Stored records:
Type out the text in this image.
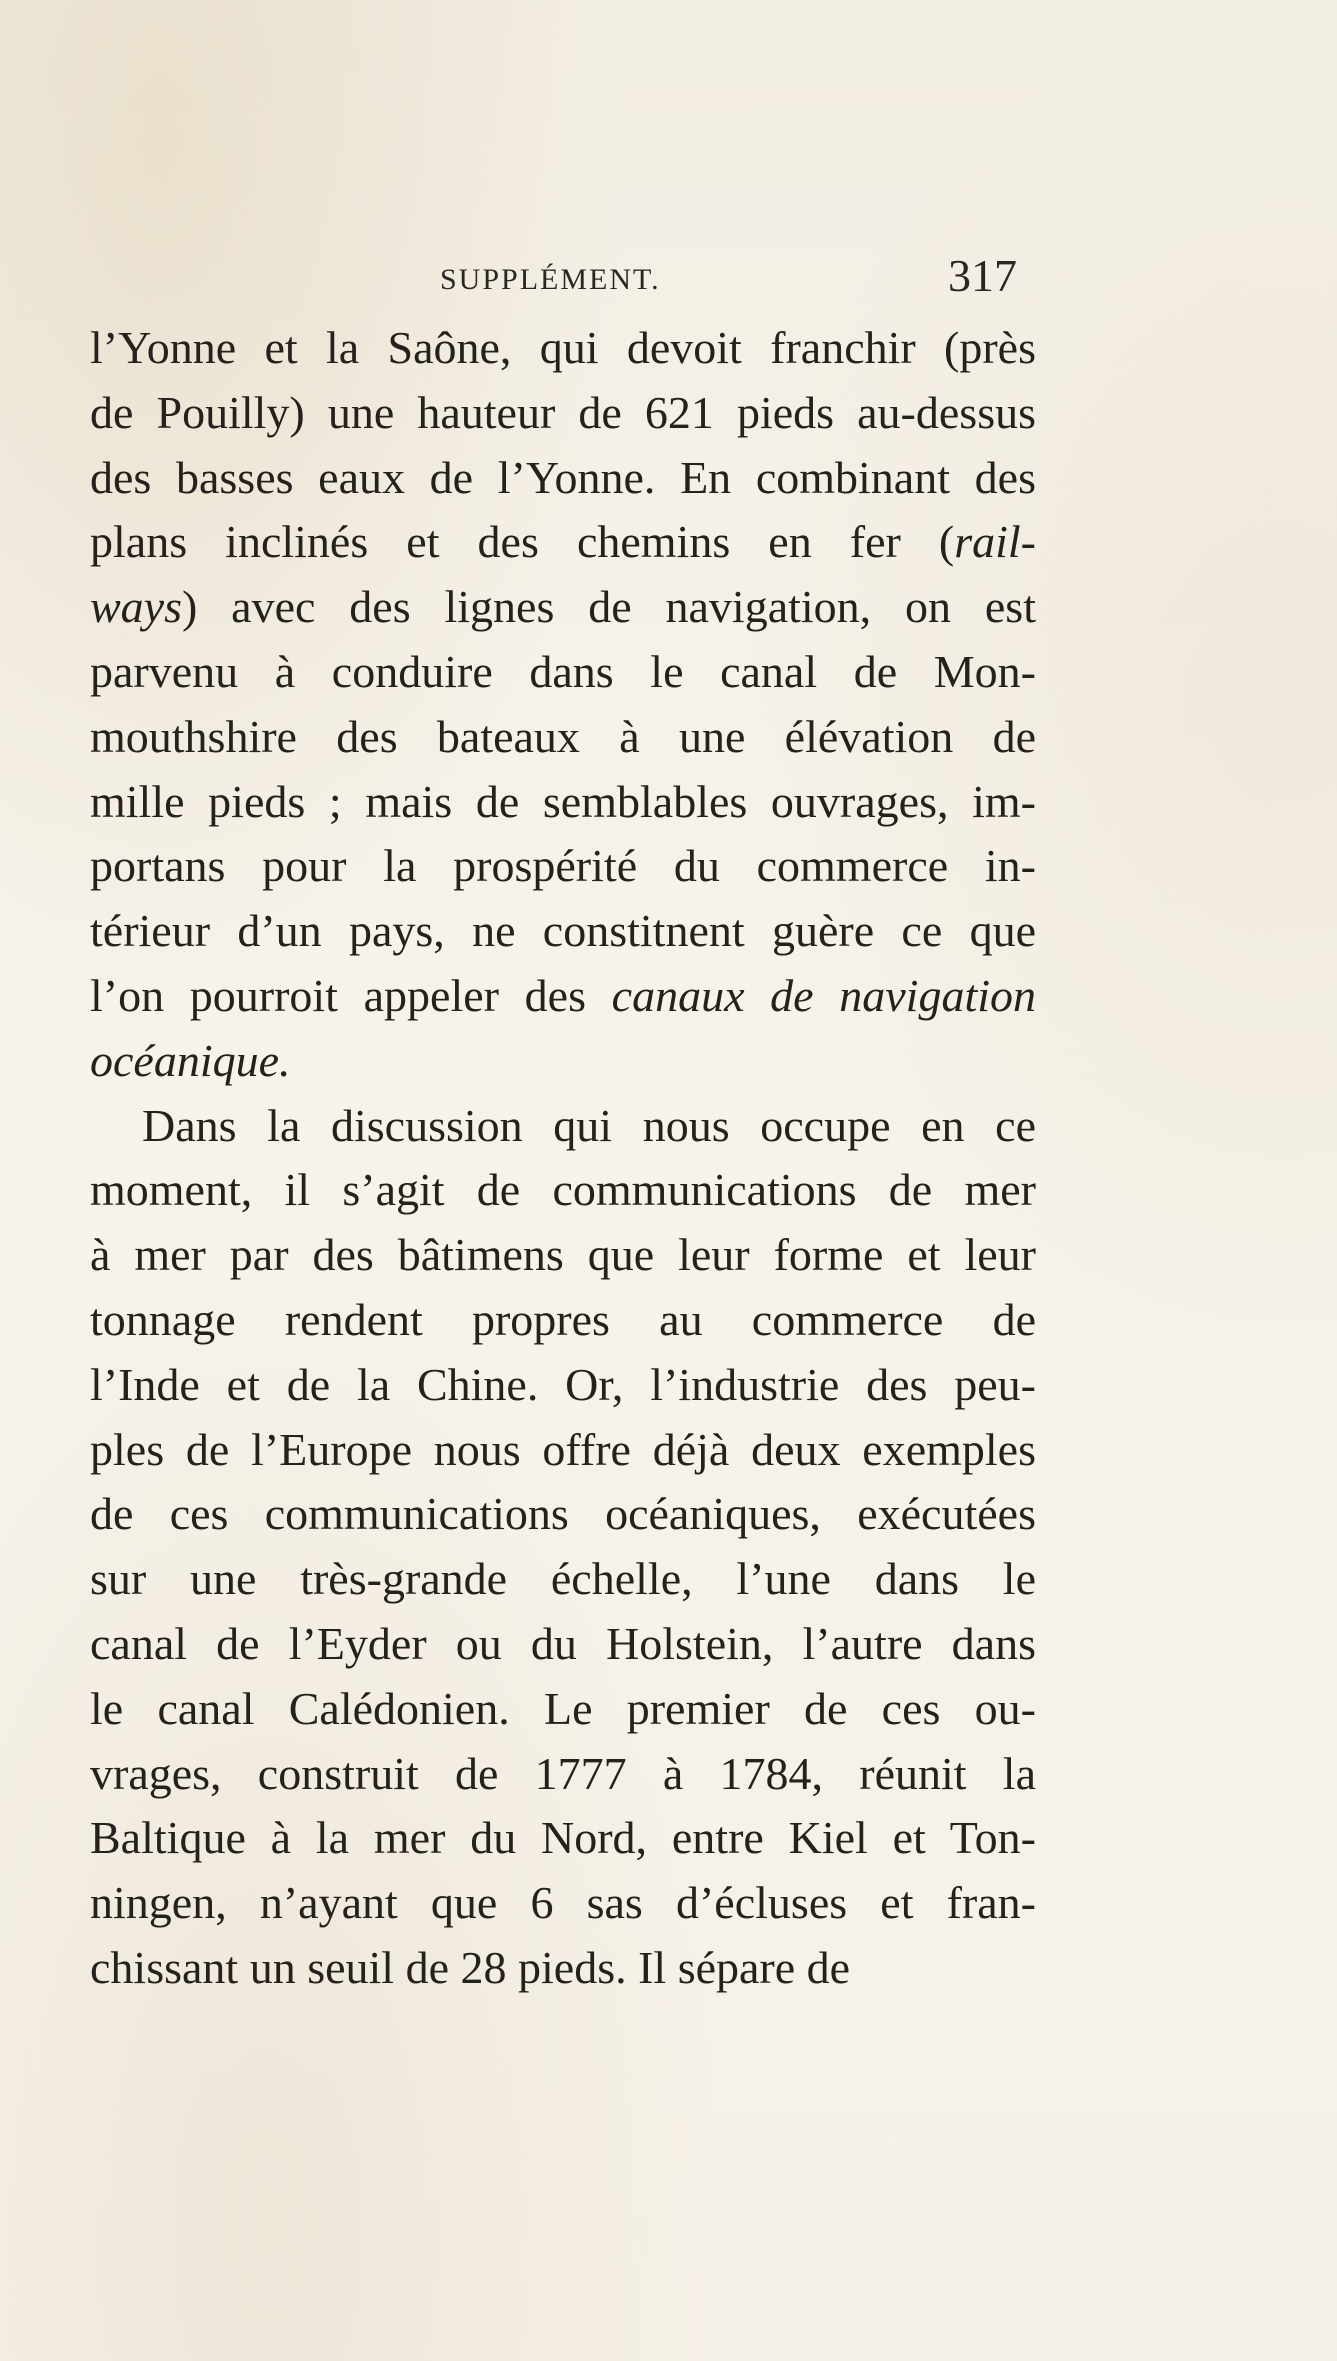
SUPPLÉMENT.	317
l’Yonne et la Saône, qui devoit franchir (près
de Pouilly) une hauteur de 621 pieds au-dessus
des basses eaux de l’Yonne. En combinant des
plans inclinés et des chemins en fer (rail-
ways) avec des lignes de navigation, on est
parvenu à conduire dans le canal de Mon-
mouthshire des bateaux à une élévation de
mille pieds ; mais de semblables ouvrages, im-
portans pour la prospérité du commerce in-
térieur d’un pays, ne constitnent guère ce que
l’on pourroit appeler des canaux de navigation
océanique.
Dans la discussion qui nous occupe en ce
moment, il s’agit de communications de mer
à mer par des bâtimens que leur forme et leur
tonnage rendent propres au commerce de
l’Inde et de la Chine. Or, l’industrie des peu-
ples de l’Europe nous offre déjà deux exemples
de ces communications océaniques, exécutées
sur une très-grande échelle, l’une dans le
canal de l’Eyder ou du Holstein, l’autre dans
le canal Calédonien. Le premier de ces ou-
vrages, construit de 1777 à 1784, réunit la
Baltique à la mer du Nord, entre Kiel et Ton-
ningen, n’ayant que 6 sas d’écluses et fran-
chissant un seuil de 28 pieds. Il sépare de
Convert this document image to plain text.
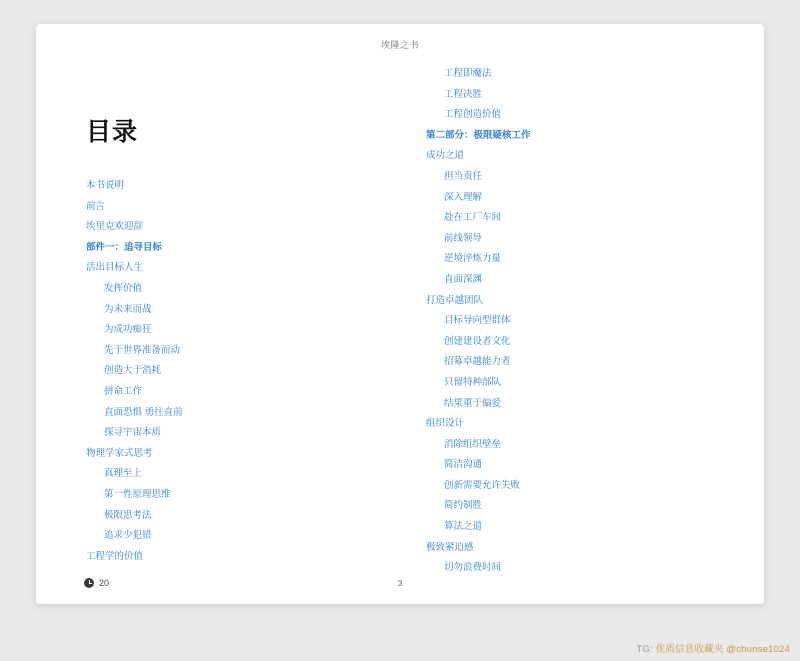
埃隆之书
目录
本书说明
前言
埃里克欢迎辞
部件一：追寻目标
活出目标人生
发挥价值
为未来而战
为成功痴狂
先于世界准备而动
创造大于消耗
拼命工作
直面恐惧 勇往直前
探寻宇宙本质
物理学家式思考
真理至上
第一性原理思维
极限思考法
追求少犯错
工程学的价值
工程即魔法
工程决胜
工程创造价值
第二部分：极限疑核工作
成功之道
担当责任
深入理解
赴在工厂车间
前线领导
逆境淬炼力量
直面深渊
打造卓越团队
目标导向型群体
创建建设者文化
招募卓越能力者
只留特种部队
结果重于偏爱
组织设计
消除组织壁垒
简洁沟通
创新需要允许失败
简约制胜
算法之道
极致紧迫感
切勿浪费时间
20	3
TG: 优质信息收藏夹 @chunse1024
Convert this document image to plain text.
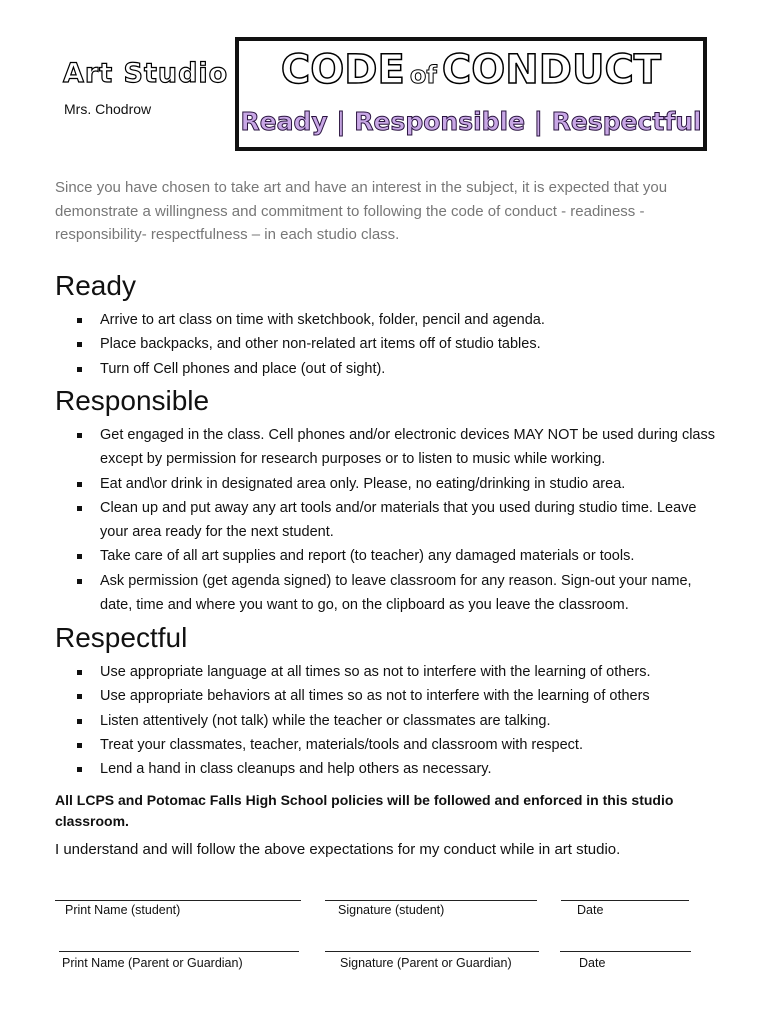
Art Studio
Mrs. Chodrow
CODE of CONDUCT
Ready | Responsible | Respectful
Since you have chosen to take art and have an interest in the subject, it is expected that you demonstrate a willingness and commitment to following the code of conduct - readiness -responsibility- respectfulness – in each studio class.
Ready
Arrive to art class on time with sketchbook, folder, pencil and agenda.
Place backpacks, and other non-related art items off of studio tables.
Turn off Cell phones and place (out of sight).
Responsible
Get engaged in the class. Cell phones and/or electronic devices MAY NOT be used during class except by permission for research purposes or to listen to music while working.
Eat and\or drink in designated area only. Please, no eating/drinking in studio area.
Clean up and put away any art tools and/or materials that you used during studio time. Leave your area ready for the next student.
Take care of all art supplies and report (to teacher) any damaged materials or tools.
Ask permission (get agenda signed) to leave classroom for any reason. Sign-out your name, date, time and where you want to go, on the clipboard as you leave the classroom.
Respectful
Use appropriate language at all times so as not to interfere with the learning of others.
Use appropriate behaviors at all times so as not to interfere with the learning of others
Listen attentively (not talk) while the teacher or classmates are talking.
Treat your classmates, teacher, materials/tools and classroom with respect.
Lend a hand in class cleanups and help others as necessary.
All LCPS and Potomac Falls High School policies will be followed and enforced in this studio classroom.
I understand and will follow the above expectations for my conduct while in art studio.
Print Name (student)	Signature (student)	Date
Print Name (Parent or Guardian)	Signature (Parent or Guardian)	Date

## [Exercise instructions]
All lines above with "nous" in them should be returned.

## [The completed task]
Dans la discussion qui nous occupe en ce
ples de l’Europe nous offre déjà deux exemples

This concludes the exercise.